>> BEGIN Extracted data

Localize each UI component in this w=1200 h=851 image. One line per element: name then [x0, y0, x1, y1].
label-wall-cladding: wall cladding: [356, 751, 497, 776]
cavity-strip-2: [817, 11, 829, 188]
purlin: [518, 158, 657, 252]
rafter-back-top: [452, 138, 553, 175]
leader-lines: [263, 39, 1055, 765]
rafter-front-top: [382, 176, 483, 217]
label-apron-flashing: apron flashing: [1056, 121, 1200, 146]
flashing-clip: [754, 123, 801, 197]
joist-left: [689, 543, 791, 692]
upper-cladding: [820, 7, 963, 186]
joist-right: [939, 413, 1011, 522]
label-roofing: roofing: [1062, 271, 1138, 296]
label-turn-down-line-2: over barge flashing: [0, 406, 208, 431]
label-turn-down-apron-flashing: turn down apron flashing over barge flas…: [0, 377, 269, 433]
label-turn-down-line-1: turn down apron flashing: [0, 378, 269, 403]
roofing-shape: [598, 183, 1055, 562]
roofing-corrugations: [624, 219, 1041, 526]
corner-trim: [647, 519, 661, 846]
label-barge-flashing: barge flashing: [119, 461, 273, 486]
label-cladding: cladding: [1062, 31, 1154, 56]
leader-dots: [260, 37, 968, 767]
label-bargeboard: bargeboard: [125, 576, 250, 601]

>> END Extracted data

• Aim: Copy every line of the data above word for word, with no changes.

• Worked solution:
Localize each UI component in this w=1200 h=851 image. One line per element: name then [x0, y0, x1, y1].
label-wall-cladding: wall cladding: [356, 751, 497, 776]
cavity-strip-2: [817, 11, 829, 188]
purlin: [518, 158, 657, 252]
rafter-back-top: [452, 138, 553, 175]
leader-lines: [263, 39, 1055, 765]
rafter-front-top: [382, 176, 483, 217]
label-apron-flashing: apron flashing: [1056, 121, 1200, 146]
flashing-clip: [754, 123, 801, 197]
joist-left: [689, 543, 791, 692]
upper-cladding: [820, 7, 963, 186]
joist-right: [939, 413, 1011, 522]
label-roofing: roofing: [1062, 271, 1138, 296]
label-turn-down-line-2: over barge flashing: [0, 406, 208, 431]
label-turn-down-apron-flashing: turn down apron flashing over barge flas…: [0, 377, 269, 433]
label-turn-down-line-1: turn down apron flashing: [0, 378, 269, 403]
roofing-shape: [598, 183, 1055, 562]
roofing-corrugations: [624, 219, 1041, 526]
corner-trim: [647, 519, 661, 846]
label-barge-flashing: barge flashing: [119, 461, 273, 486]
label-cladding: cladding: [1062, 31, 1154, 56]
leader-dots: [260, 37, 968, 767]
label-bargeboard: bargeboard: [125, 576, 250, 601]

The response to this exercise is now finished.